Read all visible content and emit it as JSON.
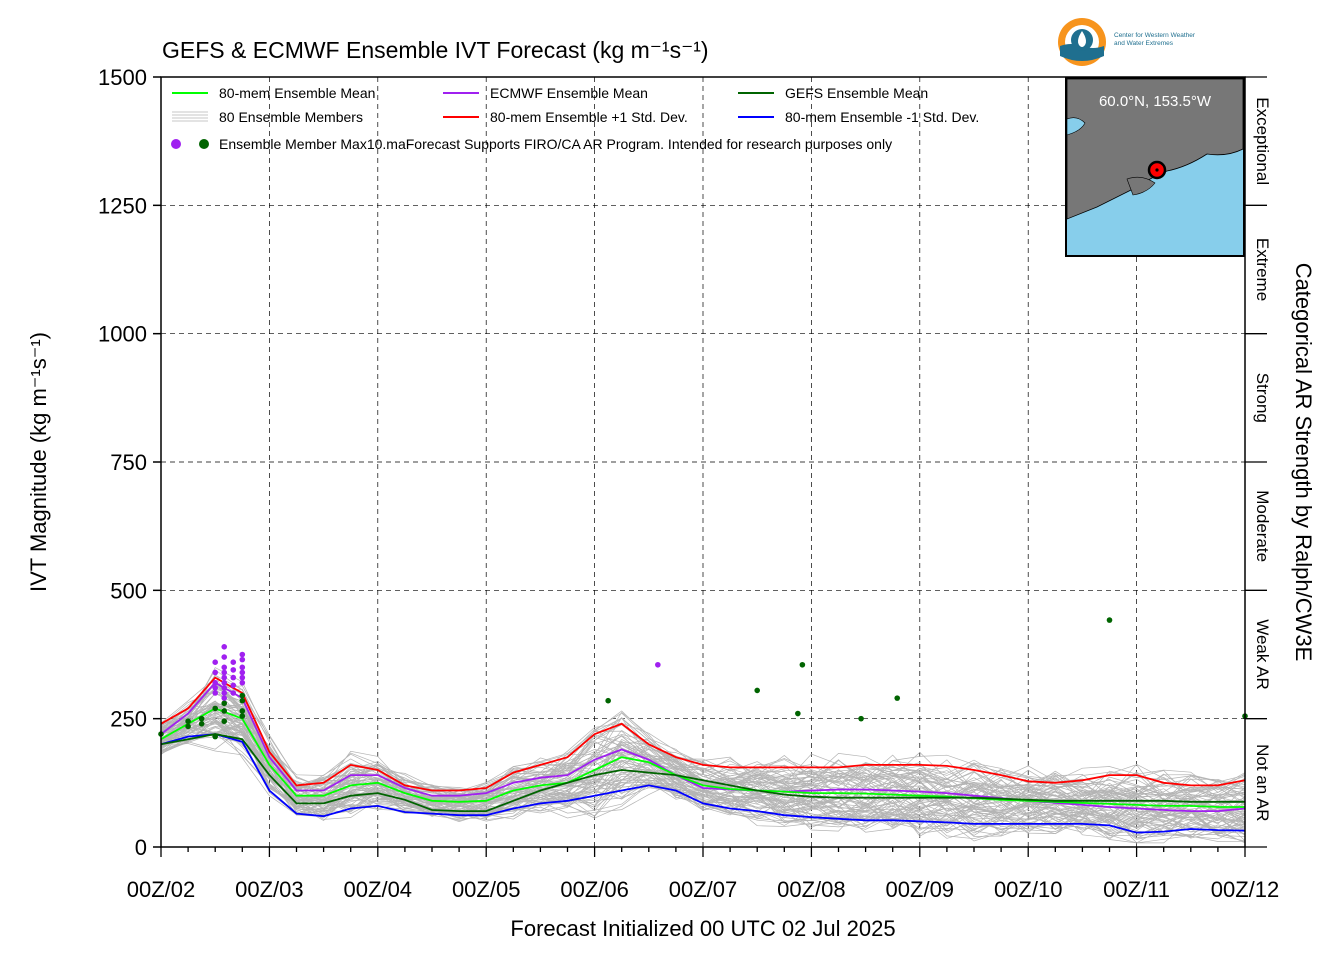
{
  "chart_data": {
    "type": "line",
    "title": "GEFS & ECMWF Ensemble IVT Forecast (kg m⁻¹s⁻¹)",
    "xlabel": "Forecast Initialized 00 UTC 02 Jul 2025",
    "ylabel": "IVT Magnitude (kg m⁻¹s⁻¹)",
    "right_ylabel": "Categorical AR Strength by Ralph/CW3E",
    "ylim": [
      0,
      1500
    ],
    "xlim": [
      0,
      240
    ],
    "yticks": [
      0,
      250,
      500,
      750,
      1000,
      1250,
      1500
    ],
    "xtick_labels": [
      "00Z/02",
      "00Z/03",
      "00Z/04",
      "00Z/05",
      "00Z/06",
      "00Z/07",
      "00Z/08",
      "00Z/09",
      "00Z/10",
      "00Z/11",
      "00Z/12"
    ],
    "xtick_hours": [
      0,
      24,
      48,
      72,
      96,
      120,
      144,
      168,
      192,
      216,
      240
    ],
    "grid": true,
    "categories": [
      {
        "label": "Not an AR",
        "range": [
          0,
          250
        ]
      },
      {
        "label": "Weak AR",
        "range": [
          250,
          500
        ]
      },
      {
        "label": "Moderate",
        "range": [
          500,
          750
        ]
      },
      {
        "label": "Strong",
        "range": [
          750,
          1000
        ]
      },
      {
        "label": "Extreme",
        "range": [
          1000,
          1250
        ]
      },
      {
        "label": "Exceptional",
        "range": [
          1250,
          1500
        ]
      }
    ],
    "x": [
      0,
      6,
      12,
      18,
      24,
      30,
      36,
      42,
      48,
      54,
      60,
      66,
      72,
      78,
      84,
      90,
      96,
      102,
      108,
      114,
      120,
      126,
      132,
      138,
      144,
      150,
      156,
      162,
      168,
      174,
      180,
      186,
      192,
      198,
      204,
      210,
      216,
      222,
      228,
      234,
      240
    ],
    "series": [
      {
        "name": "80-mem Ensemble Mean",
        "color": "#00ff00",
        "values": [
          210,
          240,
          270,
          250,
          160,
          100,
          100,
          120,
          125,
          105,
          90,
          88,
          90,
          110,
          120,
          125,
          150,
          175,
          165,
          140,
          120,
          113,
          110,
          108,
          105,
          105,
          104,
          102,
          100,
          98,
          95,
          92,
          90,
          88,
          86,
          84,
          82,
          80,
          80,
          78,
          78
        ]
      },
      {
        "name": "ECMWF Ensemble Mean",
        "color": "#a020f0",
        "values": [
          220,
          260,
          320,
          290,
          175,
          110,
          110,
          140,
          140,
          115,
          100,
          100,
          105,
          125,
          135,
          140,
          170,
          190,
          170,
          140,
          115,
          112,
          110,
          108,
          110,
          112,
          112,
          110,
          108,
          105,
          100,
          95,
          90,
          86,
          82,
          78,
          75,
          72,
          70,
          70,
          75
        ]
      },
      {
        "name": "GEFS Ensemble Mean",
        "color": "#006400",
        "values": [
          200,
          210,
          220,
          210,
          140,
          85,
          85,
          100,
          105,
          92,
          72,
          70,
          70,
          90,
          110,
          125,
          140,
          150,
          145,
          140,
          130,
          120,
          110,
          102,
          98,
          96,
          96,
          96,
          96,
          96,
          96,
          94,
          92,
          90,
          90,
          90,
          90,
          90,
          88,
          88,
          88
        ]
      },
      {
        "name": "80-mem Ensemble +1 Std. Dev.",
        "color": "#ff0000",
        "values": [
          240,
          270,
          330,
          300,
          185,
          120,
          125,
          160,
          150,
          120,
          110,
          110,
          115,
          145,
          160,
          175,
          220,
          240,
          200,
          175,
          160,
          155,
          155,
          155,
          155,
          155,
          160,
          160,
          160,
          158,
          150,
          140,
          128,
          125,
          130,
          140,
          140,
          125,
          120,
          120,
          130
        ]
      },
      {
        "name": "80-mem Ensemble -1 Std. Dev.",
        "color": "#0000ff",
        "values": [
          200,
          215,
          220,
          205,
          110,
          65,
          60,
          75,
          80,
          68,
          65,
          62,
          62,
          75,
          85,
          90,
          100,
          110,
          120,
          110,
          85,
          75,
          70,
          62,
          58,
          55,
          52,
          52,
          50,
          48,
          45,
          45,
          45,
          45,
          45,
          42,
          28,
          30,
          35,
          33,
          32
        ]
      }
    ],
    "member_series_name": "80 Ensemble Members",
    "member_color": "#b4b4b4",
    "max_dots": [
      {
        "group": "ECMWF",
        "color": "#a020f0",
        "hours": [
          12,
          12,
          12,
          12,
          12,
          14,
          14,
          14,
          14,
          14,
          14,
          14,
          14,
          14,
          16,
          16,
          16,
          16,
          16,
          18,
          18,
          18,
          18,
          18,
          18,
          110
        ],
        "values": [
          300,
          320,
          340,
          360,
          310,
          290,
          300,
          310,
          320,
          330,
          340,
          350,
          370,
          390,
          300,
          315,
          330,
          345,
          360,
          320,
          330,
          340,
          350,
          365,
          375,
          355
        ]
      },
      {
        "group": "GEFS",
        "color": "#006400",
        "hours": [
          0,
          6,
          6,
          9,
          9,
          12,
          12,
          14,
          14,
          14,
          18,
          18,
          18,
          18,
          99,
          132,
          141,
          142,
          155,
          163,
          210,
          240
        ],
        "values": [
          220,
          245,
          235,
          240,
          250,
          270,
          215,
          245,
          265,
          280,
          255,
          265,
          285,
          295,
          285,
          305,
          260,
          355,
          250,
          290,
          442,
          255
        ]
      }
    ]
  },
  "legend": {
    "items": [
      {
        "label": "80-mem Ensemble Mean",
        "color": "#00ff00"
      },
      {
        "label": "ECMWF Ensemble Mean",
        "color": "#a020f0"
      },
      {
        "label": "GEFS Ensemble Mean",
        "color": "#006400"
      },
      {
        "label": "80 Ensemble Members",
        "color": "#b4b4b4"
      },
      {
        "label": "80-mem Ensemble +1 Std. Dev.",
        "color": "#ff0000"
      },
      {
        "label": "80-mem Ensemble -1 Std. Dev.",
        "color": "#0000ff"
      }
    ],
    "dots_label": "Ensemble Member Max10.maForecast Supports FIRO/CA AR Program. Intended for research purposes only"
  },
  "logo": {
    "line1": "Center for Western Weather",
    "line2": "and Water Extremes"
  },
  "inset": {
    "location": "60.0°N, 153.5°W",
    "land_color": "#777777",
    "water_color": "#87ceeb"
  }
}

→ **WHAT IS REQUIRED**
Copy all the lines of data exactly as they appear, dropping any images.

→ **FINISHED TASK**
Read all visible content and emit it as JSON.
{
  "chart_data": {
    "type": "line",
    "title": "GEFS & ECMWF Ensemble IVT Forecast (kg m⁻¹s⁻¹)",
    "xlabel": "Forecast Initialized 00 UTC 02 Jul 2025",
    "ylabel": "IVT Magnitude (kg m⁻¹s⁻¹)",
    "right_ylabel": "Categorical AR Strength by Ralph/CW3E",
    "ylim": [
      0,
      1500
    ],
    "xlim": [
      0,
      240
    ],
    "yticks": [
      0,
      250,
      500,
      750,
      1000,
      1250,
      1500
    ],
    "xtick_labels": [
      "00Z/02",
      "00Z/03",
      "00Z/04",
      "00Z/05",
      "00Z/06",
      "00Z/07",
      "00Z/08",
      "00Z/09",
      "00Z/10",
      "00Z/11",
      "00Z/12"
    ],
    "xtick_hours": [
      0,
      24,
      48,
      72,
      96,
      120,
      144,
      168,
      192,
      216,
      240
    ],
    "grid": true,
    "categories": [
      {
        "label": "Not an AR",
        "range": [
          0,
          250
        ]
      },
      {
        "label": "Weak AR",
        "range": [
          250,
          500
        ]
      },
      {
        "label": "Moderate",
        "range": [
          500,
          750
        ]
      },
      {
        "label": "Strong",
        "range": [
          750,
          1000
        ]
      },
      {
        "label": "Extreme",
        "range": [
          1000,
          1250
        ]
      },
      {
        "label": "Exceptional",
        "range": [
          1250,
          1500
        ]
      }
    ],
    "x": [
      0,
      6,
      12,
      18,
      24,
      30,
      36,
      42,
      48,
      54,
      60,
      66,
      72,
      78,
      84,
      90,
      96,
      102,
      108,
      114,
      120,
      126,
      132,
      138,
      144,
      150,
      156,
      162,
      168,
      174,
      180,
      186,
      192,
      198,
      204,
      210,
      216,
      222,
      228,
      234,
      240
    ],
    "series": [
      {
        "name": "80-mem Ensemble Mean",
        "color": "#00ff00",
        "values": [
          210,
          240,
          270,
          250,
          160,
          100,
          100,
          120,
          125,
          105,
          90,
          88,
          90,
          110,
          120,
          125,
          150,
          175,
          165,
          140,
          120,
          113,
          110,
          108,
          105,
          105,
          104,
          102,
          100,
          98,
          95,
          92,
          90,
          88,
          86,
          84,
          82,
          80,
          80,
          78,
          78
        ]
      },
      {
        "name": "ECMWF Ensemble Mean",
        "color": "#a020f0",
        "values": [
          220,
          260,
          320,
          290,
          175,
          110,
          110,
          140,
          140,
          115,
          100,
          100,
          105,
          125,
          135,
          140,
          170,
          190,
          170,
          140,
          115,
          112,
          110,
          108,
          110,
          112,
          112,
          110,
          108,
          105,
          100,
          95,
          90,
          86,
          82,
          78,
          75,
          72,
          70,
          70,
          75
        ]
      },
      {
        "name": "GEFS Ensemble Mean",
        "color": "#006400",
        "values": [
          200,
          210,
          220,
          210,
          140,
          85,
          85,
          100,
          105,
          92,
          72,
          70,
          70,
          90,
          110,
          125,
          140,
          150,
          145,
          140,
          130,
          120,
          110,
          102,
          98,
          96,
          96,
          96,
          96,
          96,
          96,
          94,
          92,
          90,
          90,
          90,
          90,
          90,
          88,
          88,
          88
        ]
      },
      {
        "name": "80-mem Ensemble +1 Std. Dev.",
        "color": "#ff0000",
        "values": [
          240,
          270,
          330,
          300,
          185,
          120,
          125,
          160,
          150,
          120,
          110,
          110,
          115,
          145,
          160,
          175,
          220,
          240,
          200,
          175,
          160,
          155,
          155,
          155,
          155,
          155,
          160,
          160,
          160,
          158,
          150,
          140,
          128,
          125,
          130,
          140,
          140,
          125,
          120,
          120,
          130
        ]
      },
      {
        "name": "80-mem Ensemble -1 Std. Dev.",
        "color": "#0000ff",
        "values": [
          200,
          215,
          220,
          205,
          110,
          65,
          60,
          75,
          80,
          68,
          65,
          62,
          62,
          75,
          85,
          90,
          100,
          110,
          120,
          110,
          85,
          75,
          70,
          62,
          58,
          55,
          52,
          52,
          50,
          48,
          45,
          45,
          45,
          45,
          45,
          42,
          28,
          30,
          35,
          33,
          32
        ]
      }
    ],
    "member_series_name": "80 Ensemble Members",
    "member_color": "#b4b4b4",
    "max_dots": [
      {
        "group": "ECMWF",
        "color": "#a020f0",
        "hours": [
          12,
          12,
          12,
          12,
          12,
          14,
          14,
          14,
          14,
          14,
          14,
          14,
          14,
          14,
          16,
          16,
          16,
          16,
          16,
          18,
          18,
          18,
          18,
          18,
          18,
          110
        ],
        "values": [
          300,
          320,
          340,
          360,
          310,
          290,
          300,
          310,
          320,
          330,
          340,
          350,
          370,
          390,
          300,
          315,
          330,
          345,
          360,
          320,
          330,
          340,
          350,
          365,
          375,
          355
        ]
      },
      {
        "group": "GEFS",
        "color": "#006400",
        "hours": [
          0,
          6,
          6,
          9,
          9,
          12,
          12,
          14,
          14,
          14,
          18,
          18,
          18,
          18,
          99,
          132,
          141,
          142,
          155,
          163,
          210,
          240
        ],
        "values": [
          220,
          245,
          235,
          240,
          250,
          270,
          215,
          245,
          265,
          280,
          255,
          265,
          285,
          295,
          285,
          305,
          260,
          355,
          250,
          290,
          442,
          255
        ]
      }
    ]
  },
  "legend": {
    "items": [
      {
        "label": "80-mem Ensemble Mean",
        "color": "#00ff00"
      },
      {
        "label": "ECMWF Ensemble Mean",
        "color": "#a020f0"
      },
      {
        "label": "GEFS Ensemble Mean",
        "color": "#006400"
      },
      {
        "label": "80 Ensemble Members",
        "color": "#b4b4b4"
      },
      {
        "label": "80-mem Ensemble +1 Std. Dev.",
        "color": "#ff0000"
      },
      {
        "label": "80-mem Ensemble -1 Std. Dev.",
        "color": "#0000ff"
      }
    ],
    "dots_label": "Ensemble Member Max10.maForecast Supports FIRO/CA AR Program. Intended for research purposes only"
  },
  "logo": {
    "line1": "Center for Western Weather",
    "line2": "and Water Extremes"
  },
  "inset": {
    "location": "60.0°N, 153.5°W",
    "land_color": "#777777",
    "water_color": "#87ceeb"
  }
}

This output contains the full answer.